#### What you need to do
Print, please, the line that contains "Extract the structured" and each line after it to the end of the entries, unchanged and with nothing else.

#### Listed entries
** START **

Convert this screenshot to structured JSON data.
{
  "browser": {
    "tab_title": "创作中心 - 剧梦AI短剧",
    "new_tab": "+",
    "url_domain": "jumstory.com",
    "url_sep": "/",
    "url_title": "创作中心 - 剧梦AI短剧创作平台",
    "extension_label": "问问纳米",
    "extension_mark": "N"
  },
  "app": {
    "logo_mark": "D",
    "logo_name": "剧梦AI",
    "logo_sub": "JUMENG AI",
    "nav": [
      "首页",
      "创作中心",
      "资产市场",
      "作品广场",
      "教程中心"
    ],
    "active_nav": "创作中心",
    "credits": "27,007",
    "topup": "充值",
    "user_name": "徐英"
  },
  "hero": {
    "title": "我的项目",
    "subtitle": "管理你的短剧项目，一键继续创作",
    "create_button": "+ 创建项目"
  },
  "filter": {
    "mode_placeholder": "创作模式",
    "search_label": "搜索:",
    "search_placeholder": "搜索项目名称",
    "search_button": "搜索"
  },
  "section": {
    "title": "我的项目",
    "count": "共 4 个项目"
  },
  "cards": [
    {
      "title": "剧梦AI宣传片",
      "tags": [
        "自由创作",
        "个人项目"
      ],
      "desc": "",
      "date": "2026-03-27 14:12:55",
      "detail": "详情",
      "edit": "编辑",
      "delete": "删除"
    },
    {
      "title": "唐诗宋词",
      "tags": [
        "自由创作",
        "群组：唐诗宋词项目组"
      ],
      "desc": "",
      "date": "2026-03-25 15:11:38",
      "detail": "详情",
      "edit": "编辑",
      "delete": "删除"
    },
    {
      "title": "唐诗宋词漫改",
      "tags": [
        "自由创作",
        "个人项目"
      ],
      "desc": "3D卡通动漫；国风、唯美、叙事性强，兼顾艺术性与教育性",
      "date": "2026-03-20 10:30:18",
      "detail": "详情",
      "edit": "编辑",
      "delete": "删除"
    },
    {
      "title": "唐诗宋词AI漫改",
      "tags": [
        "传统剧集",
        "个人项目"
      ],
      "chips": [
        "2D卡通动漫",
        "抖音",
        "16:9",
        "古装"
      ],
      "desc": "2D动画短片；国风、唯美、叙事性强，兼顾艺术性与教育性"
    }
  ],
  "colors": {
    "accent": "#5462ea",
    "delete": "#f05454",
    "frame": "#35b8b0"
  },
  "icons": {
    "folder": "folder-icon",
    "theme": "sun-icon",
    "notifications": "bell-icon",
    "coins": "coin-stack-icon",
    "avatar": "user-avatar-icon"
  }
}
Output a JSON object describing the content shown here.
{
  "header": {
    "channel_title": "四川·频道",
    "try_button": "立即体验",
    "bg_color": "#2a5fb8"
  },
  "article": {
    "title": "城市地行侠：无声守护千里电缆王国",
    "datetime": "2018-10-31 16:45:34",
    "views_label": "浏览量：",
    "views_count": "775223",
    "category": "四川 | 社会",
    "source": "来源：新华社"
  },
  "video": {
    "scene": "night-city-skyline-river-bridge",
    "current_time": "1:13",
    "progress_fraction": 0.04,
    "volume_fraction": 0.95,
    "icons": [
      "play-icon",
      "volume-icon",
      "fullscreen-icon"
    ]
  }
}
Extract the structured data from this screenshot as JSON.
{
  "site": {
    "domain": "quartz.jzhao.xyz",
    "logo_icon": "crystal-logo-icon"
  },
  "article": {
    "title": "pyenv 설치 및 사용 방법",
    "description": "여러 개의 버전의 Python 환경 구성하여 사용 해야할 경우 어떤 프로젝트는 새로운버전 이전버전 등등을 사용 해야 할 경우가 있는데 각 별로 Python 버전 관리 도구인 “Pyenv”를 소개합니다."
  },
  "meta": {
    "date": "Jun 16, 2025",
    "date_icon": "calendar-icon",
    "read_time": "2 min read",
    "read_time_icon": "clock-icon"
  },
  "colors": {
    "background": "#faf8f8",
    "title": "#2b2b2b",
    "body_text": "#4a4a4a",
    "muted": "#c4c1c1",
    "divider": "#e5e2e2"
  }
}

** END **

#### Answer for this exercise
Extract the structured data from this screenshot as JSON.
{
  "site": {
    "domain": "quartz.jzhao.xyz",
    "logo_icon": "crystal-logo-icon"
  },
  "article": {
    "title": "pyenv 설치 및 사용 방법",
    "description": "여러 개의 버전의 Python 환경 구성하여 사용 해야할 경우 어떤 프로젝트는 새로운버전 이전버전 등등을 사용 해야 할 경우가 있는데 각 별로 Python 버전 관리 도구인 “Pyenv”를 소개합니다."
  },
  "meta": {
    "date": "Jun 16, 2025",
    "date_icon": "calendar-icon",
    "read_time": "2 min read",
    "read_time_icon": "clock-icon"
  },
  "colors": {
    "background": "#faf8f8",
    "title": "#2b2b2b",
    "body_text": "#4a4a4a",
    "muted": "#c4c1c1",
    "divider": "#e5e2e2"
  }
}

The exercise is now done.